Within the listing below, locate all lines containing the word "задание". Copy each one.

Data for the task |
.....
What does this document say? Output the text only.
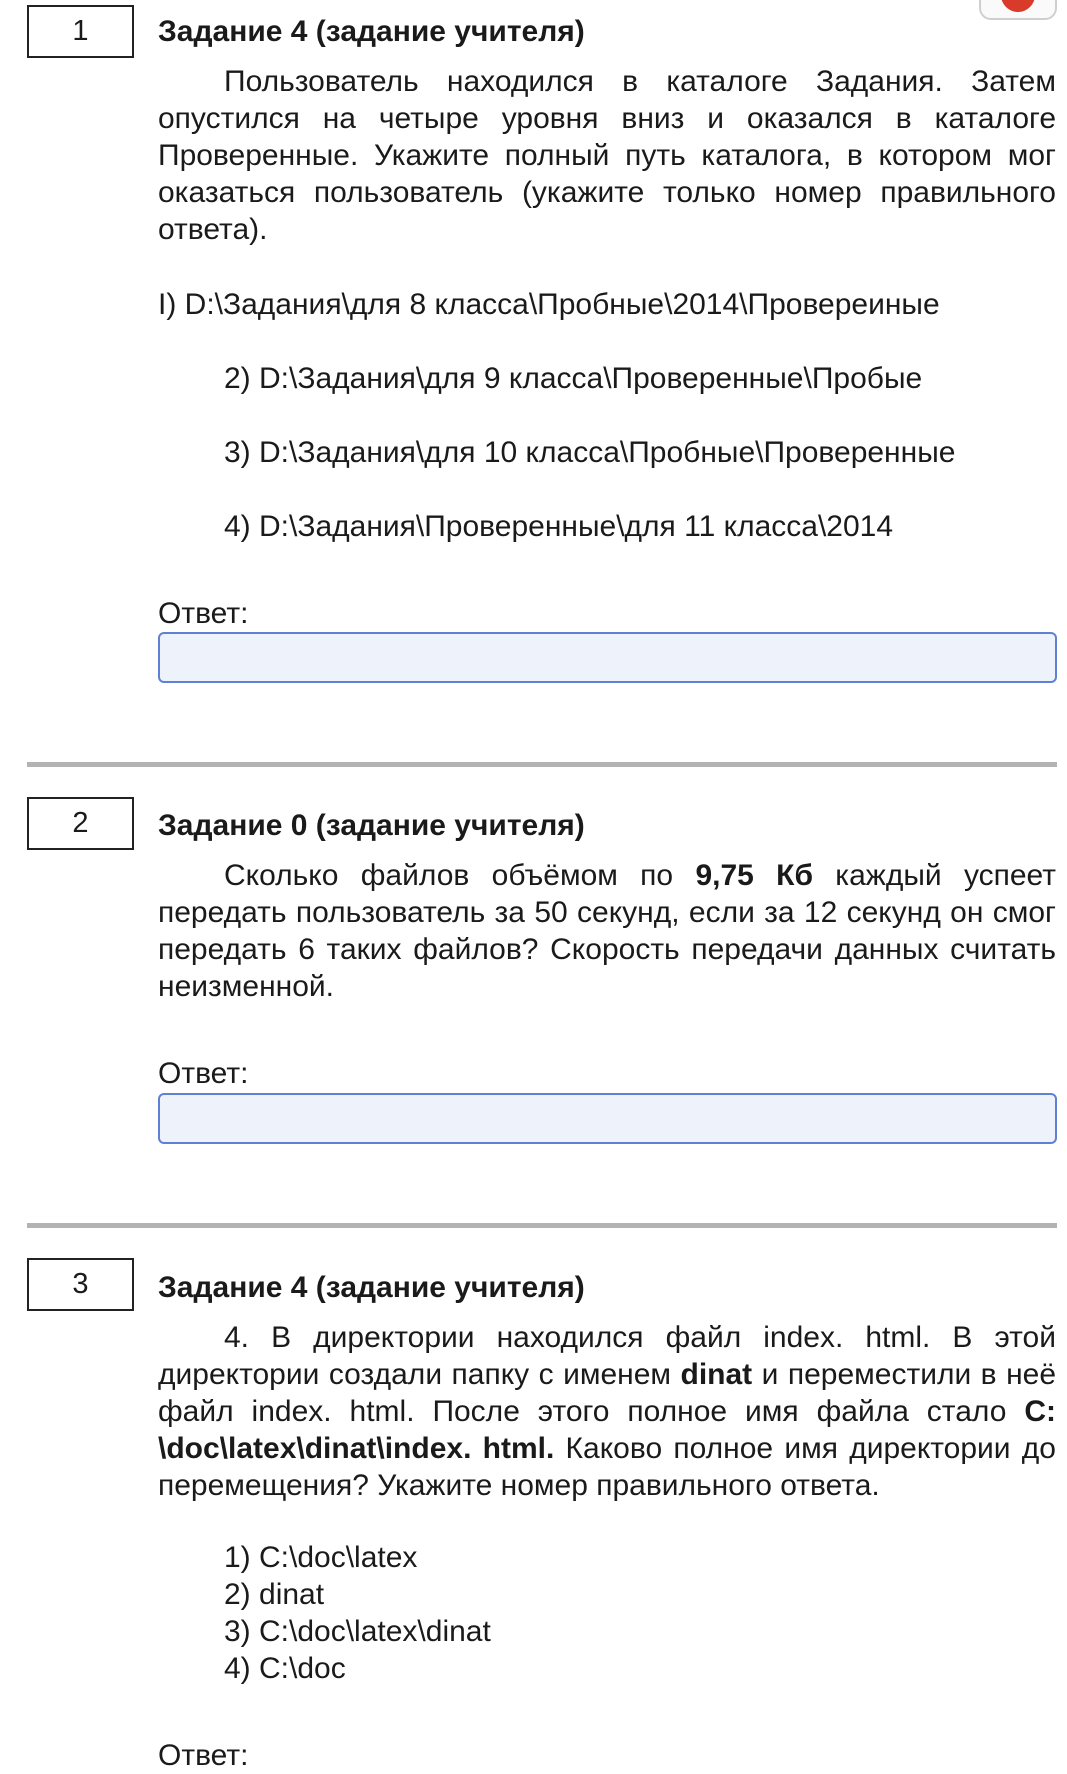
1	Задание 4 (задание учителя)
Пользователь находился в каталоге Задания. Затем опустился на четыре уровня вниз и оказался в каталоге Проверенные. Укажите полный путь каталога, в котором мог оказаться пользователь (укажите только номер правильного ответа).
I) D:\Задания\для 8 класса\Пробные\2014\Провереиные
2) D:\Задания\для 9 класса\Проверенные\Пробые
3) D:\Задания\для 10 класса\Пробные\Проверенные
4) D:\Задания\Проверенные\для 11 класса\2014
Ответ:
2	Задание 0 (задание учителя)
Сколько файлов объёмом по 9,75 Кб каждый успеет передать пользователь за 50 секунд, если за 12 секунд он смог передать 6 таких файлов? Скорость передачи данных считать неизменной.
Ответ:
3	Задание 4 (задание учителя)
4. В директории находился файл index. html. В этой директории создали папку с именем dinat и переместили в неё файл index. html. После этого полное имя файла стало C: \doc\latex\dinat\index. html. Каково полное имя директории до перемещения? Укажите номер правильного ответа.
1) C:\doc\latex
2) dinat
3) C:\doc\latex\dinat
4) C:\doc
Ответ:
.....
Correct output |
1	Задание 4 (задание учителя)
2	Задание 0 (задание учителя)
3	Задание 4 (задание учителя)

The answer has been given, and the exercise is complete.